Set each entry down verbatim, omitting images.

━━ Dataset records ━━

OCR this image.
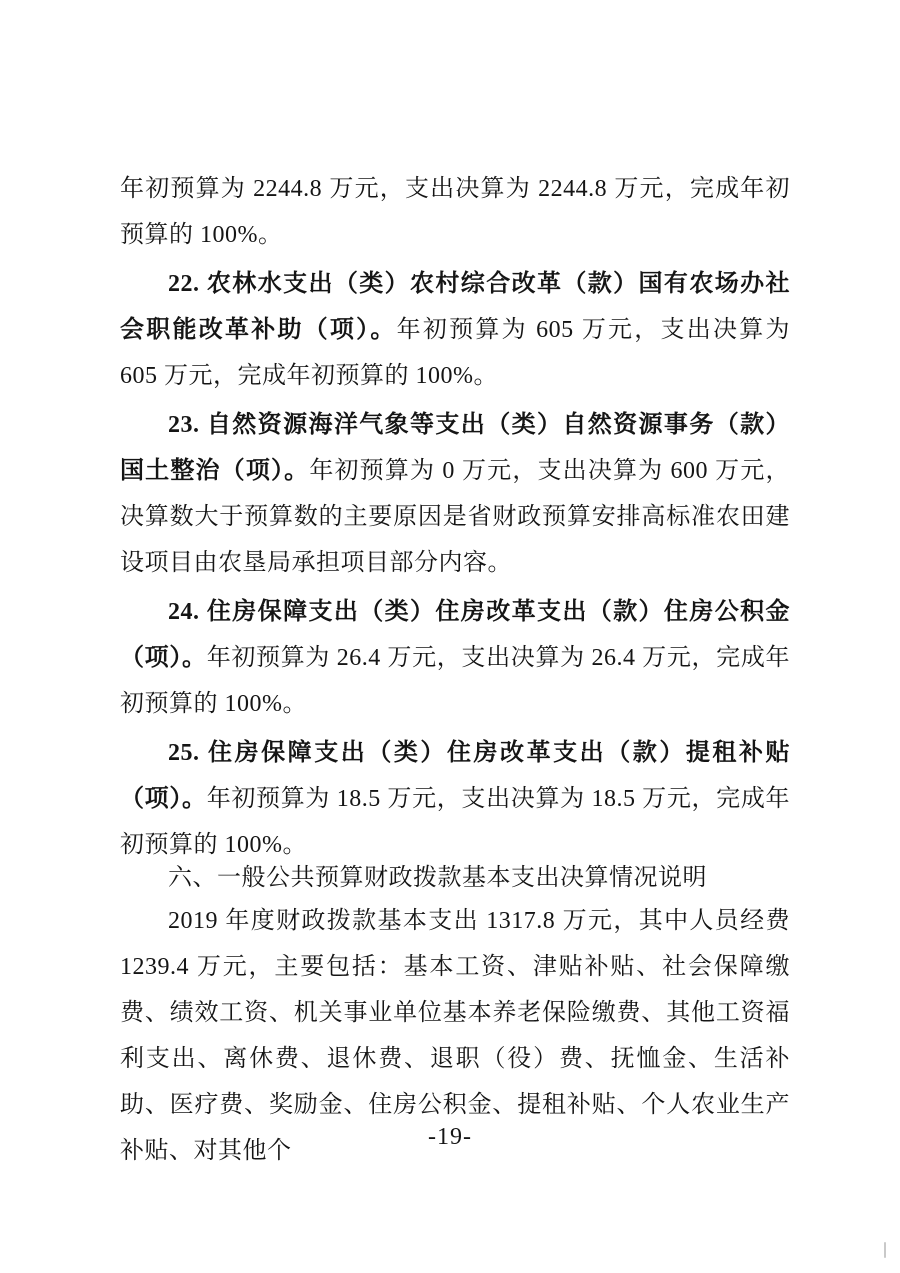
年初预算为 2244.8 万元，支出决算为 2244.8 万元，完成年初预算的 100%。

22. 农林水支出（类）农村综合改革（款）国有农场办社会职能改革补助（项）。年初预算为 605 万元，支出决算为 605 万元，完成年初预算的 100%。

23. 自然资源海洋气象等支出（类）自然资源事务（款）国土整治（项）。年初预算为 0 万元，支出决算为 600 万元，决算数大于预算数的主要原因是省财政预算安排高标准农田建设项目由农垦局承担项目部分内容。

24. 住房保障支出（类）住房改革支出（款）住房公积金（项）。年初预算为 26.4 万元，支出决算为 26.4 万元，完成年初预算的 100%。

25. 住房保障支出（类）住房改革支出（款）提租补贴（项）。年初预算为 18.5 万元，支出决算为 18.5 万元，完成年初预算的 100%。

六、一般公共预算财政拨款基本支出决算情况说明

2019 年度财政拨款基本支出 1317.8 万元，其中人员经费 1239.4 万元，主要包括：基本工资、津贴补贴、社会保障缴费、绩效工资、机关事业单位基本养老保险缴费、其他工资福利支出、离休费、退休费、退职（役）费、抚恤金、生活补助、医疗费、奖励金、住房公积金、提租补贴、个人农业生产补贴、对其他个

-19-
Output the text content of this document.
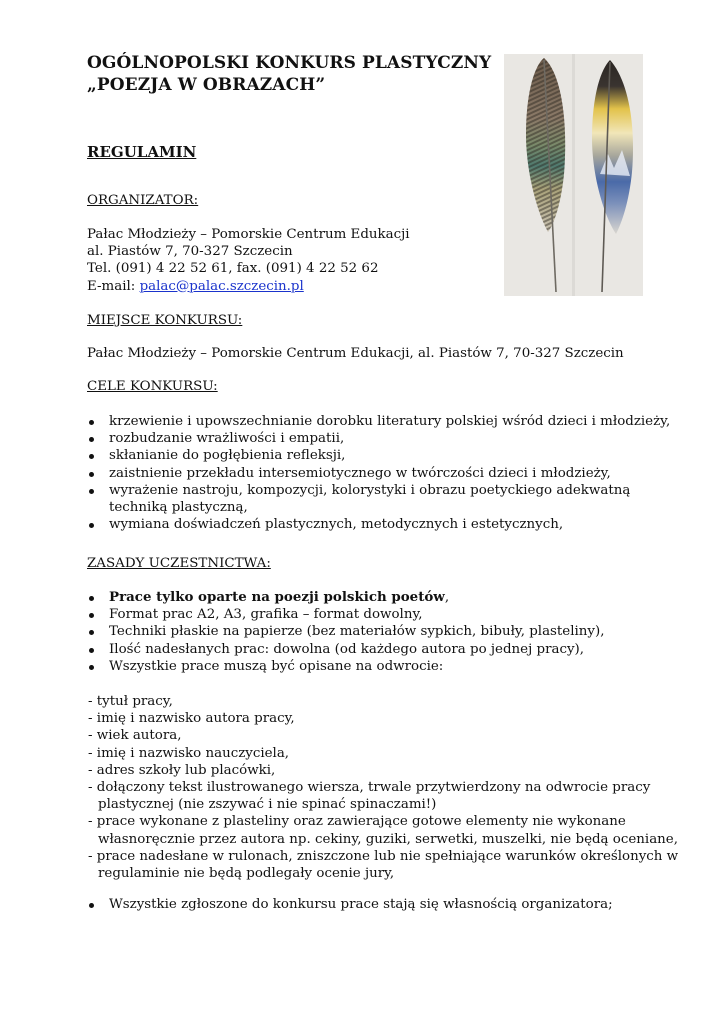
OGÓLNOPOLSKI KONKURS PLASTYCZNY
„POEZJA W OBRAZACH”
REGULAMIN
ORGANIZATOR:
Pałac Młodzieży – Pomorskie Centrum Edukacji
al. Piastów 7, 70-327 Szczecin
Tel. (091) 4 22 52 61, fax. (091) 4 22 52 62
E-mail: palac@palac.szczecin.pl
MIEJSCE KONKURSU:
Pałac Młodzieży – Pomorskie Centrum Edukacji, al. Piastów 7, 70-327 Szczecin
CELE KONKURSU:
krzewienie i upowszechnianie dorobku literatury polskiej wśród dzieci i młodzieży,
rozbudzanie wrażliwości i empatii,
skłanianie do pogłębienia refleksji,
zaistnienie przekładu intersemiotycznego w twórczości dzieci i młodzieży,
wyrażenie nastroju, kompozycji, kolorystyki i obrazu poetyckiego adekwatną
techniką plastyczną,
wymiana doświadczeń plastycznych, metodycznych i estetycznych,
ZASADY UCZESTNICTWA:
Prace tylko oparte na poezji polskich poetów,
Format prac A2, A3, grafika – format dowolny,
Techniki płaskie na papierze (bez materiałów sypkich, bibuły, plasteliny),
Ilość nadesłanych prac: dowolna (od każdego autora po jednej pracy),
Wszystkie prace muszą być opisane na odwrocie:
- tytuł pracy,
- imię i nazwisko autora pracy,
- wiek autora,
- imię i nazwisko nauczyciela,
- adres szkoły lub placówki,
- dołączony tekst ilustrowanego wiersza, trwale przytwierdzony na odwrocie pracy
plastycznej (nie zszywać i nie spinać spinaczami!)
- prace wykonane z plasteliny oraz zawierające gotowe elementy nie wykonane
własnoręcznie przez autora np. cekiny, guziki, serwetki, muszelki, nie będą oceniane,
- prace nadesłane w rulonach, zniszczone lub nie spełniające warunków określonych w
regulaminie nie będą podlegały ocenie jury,
Wszystkie zgłoszone do konkursu prace stają się własnością organizatora;
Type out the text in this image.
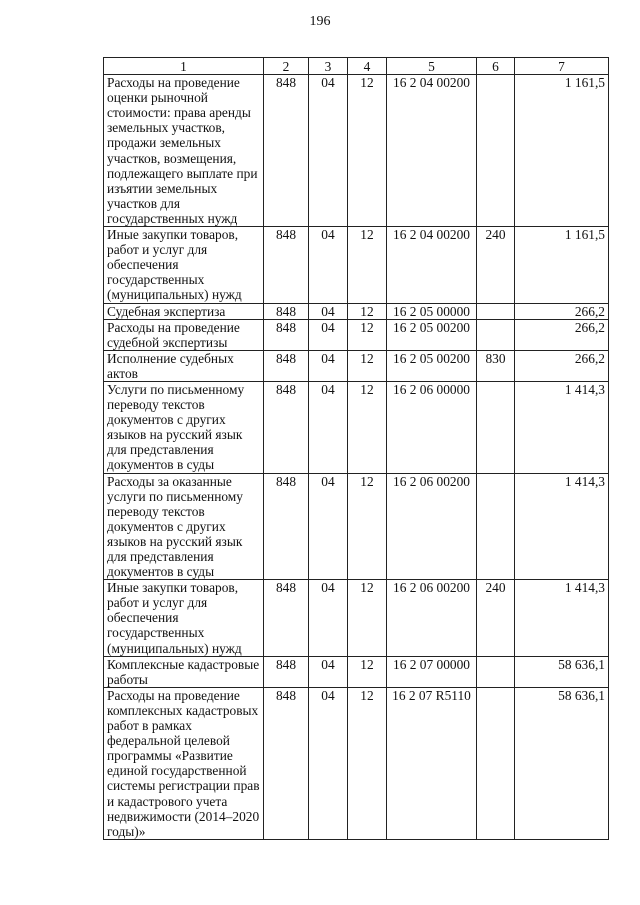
196
1	2	3	4	5	6	7
Расходы на проведение оценки рыночной стоимости: права аренды земельных участков, продажи земельных участков, возмещения, подлежащего выплате при изъятии земельных участков для государственных нужд	848	04	12	16 2 04 00200		1 161,5
Иные закупки товаров, работ и услуг для обеспечения государственных (муниципальных) нужд	848	04	12	16 2 04 00200	240	1 161,5
Судебная экспертиза	848	04	12	16 2 05 00000		266,2
Расходы на проведение судебной экспертизы	848	04	12	16 2 05 00200		266,2
Исполнение судебных актов	848	04	12	16 2 05 00200	830	266,2
Услуги по письменному переводу текстов документов с других языков на русский язык для представления документов в суды	848	04	12	16 2 06 00000		1 414,3
Расходы за оказанные услуги по письменному переводу текстов документов с других языков на русский язык для представления документов в суды	848	04	12	16 2 06 00200		1 414,3
Иные закупки товаров, работ и услуг для обеспечения государственных (муниципальных) нужд	848	04	12	16 2 06 00200	240	1 414,3
Комплексные кадастровые работы	848	04	12	16 2 07 00000		58 636,1
Расходы на проведение комплексных кадастровых работ в рамках федеральной целевой программы «Развитие единой государственной системы регистрации прав и кадастрового учета недвижимости (2014–2020 годы)»	848	04	12	16 2 07 R5110		58 636,1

━━━

Solution for this exercise:
OCR this image.
年初预算为 2244.8 万元，支出决算为 2244.8 万元，完成年初预算的 100%。

22. 农林水支出（类）农村综合改革（款）国有农场办社会职能改革补助（项）。年初预算为 605 万元，支出决算为 605 万元，完成年初预算的 100%。

23. 自然资源海洋气象等支出（类）自然资源事务（款）国土整治（项）。年初预算为 0 万元，支出决算为 600 万元，决算数大于预算数的主要原因是省财政预算安排高标准农田建设项目由农垦局承担项目部分内容。

24. 住房保障支出（类）住房改革支出（款）住房公积金（项）。年初预算为 26.4 万元，支出决算为 26.4 万元，完成年初预算的 100%。

25. 住房保障支出（类）住房改革支出（款）提租补贴（项）。年初预算为 18.5 万元，支出决算为 18.5 万元，完成年初预算的 100%。

六、一般公共预算财政拨款基本支出决算情况说明

2019 年度财政拨款基本支出 1317.8 万元，其中人员经费 1239.4 万元，主要包括：基本工资、津贴补贴、社会保障缴费、绩效工资、机关事业单位基本养老保险缴费、其他工资福利支出、离休费、退休费、退职（役）费、抚恤金、生活补助、医疗费、奖励金、住房公积金、提租补贴、个人农业生产补贴、对其他个

-19-
Output the text content of this document.
OGÓLNOPOLSKI KONKURS PLASTYCZNY
„POEZJA W OBRAZACH”
REGULAMIN
ORGANIZATOR:
Pałac Młodzieży – Pomorskie Centrum Edukacji
al. Piastów 7, 70-327 Szczecin
Tel. (091) 4 22 52 61, fax. (091) 4 22 52 62
E-mail: palac@palac.szczecin.pl
MIEJSCE KONKURSU:
Pałac Młodzieży – Pomorskie Centrum Edukacji, al. Piastów 7, 70-327 Szczecin
CELE KONKURSU:
krzewienie i upowszechnianie dorobku literatury polskiej wśród dzieci i młodzieży,
rozbudzanie wrażliwości i empatii,
skłanianie do pogłębienia refleksji,
zaistnienie przekładu intersemiotycznego w twórczości dzieci i młodzieży,
wyrażenie nastroju, kompozycji, kolorystyki i obrazu poetyckiego adekwatną
techniką plastyczną,
wymiana doświadczeń plastycznych, metodycznych i estetycznych,
ZASADY UCZESTNICTWA:
Prace tylko oparte na poezji polskich poetów,
Format prac A2, A3, grafika – format dowolny,
Techniki płaskie na papierze (bez materiałów sypkich, bibuły, plasteliny),
Ilość nadesłanych prac: dowolna (od każdego autora po jednej pracy),
Wszystkie prace muszą być opisane na odwrocie:
- tytuł pracy,
- imię i nazwisko autora pracy,
- wiek autora,
- imię i nazwisko nauczyciela,
- adres szkoły lub placówki,
- dołączony tekst ilustrowanego wiersza, trwale przytwierdzony na odwrocie pracy
plastycznej (nie zszywać i nie spinać spinaczami!)
- prace wykonane z plasteliny oraz zawierające gotowe elementy nie wykonane
własnoręcznie przez autora np. cekiny, guziki, serwetki, muszelki, nie będą oceniane,
- prace nadesłane w rulonach, zniszczone lub nie spełniające warunków określonych w
regulaminie nie będą podlegały ocenie jury,
Wszystkie zgłoszone do konkursu prace stają się własnością organizatora;
Type out the text in this image.
196
1	2	3	4	5	6	7
Расходы на проведение оценки рыночной стоимости: права аренды земельных участков, продажи земельных участков, возмещения, подлежащего выплате при изъятии земельных участков для государственных нужд	848	04	12	16 2 04 00200		1 161,5
Иные закупки товаров, работ и услуг для обеспечения государственных (муниципальных) нужд	848	04	12	16 2 04 00200	240	1 161,5
Судебная экспертиза	848	04	12	16 2 05 00000		266,2
Расходы на проведение судебной экспертизы	848	04	12	16 2 05 00200		266,2
Исполнение судебных актов	848	04	12	16 2 05 00200	830	266,2
Услуги по письменному переводу текстов документов с других языков на русский язык для представления документов в суды	848	04	12	16 2 06 00000		1 414,3
Расходы за оказанные услуги по письменному переводу текстов документов с других языков на русский язык для представления документов в суды	848	04	12	16 2 06 00200		1 414,3
Иные закупки товаров, работ и услуг для обеспечения государственных (муниципальных) нужд	848	04	12	16 2 06 00200	240	1 414,3
Комплексные кадастровые работы	848	04	12	16 2 07 00000		58 636,1
Расходы на проведение комплексных кадастровых работ в рамках федеральной целевой программы «Развитие единой государственной системы регистрации прав и кадастрового учета недвижимости (2014–2020 годы)»	848	04	12	16 2 07 R5110		58 636,1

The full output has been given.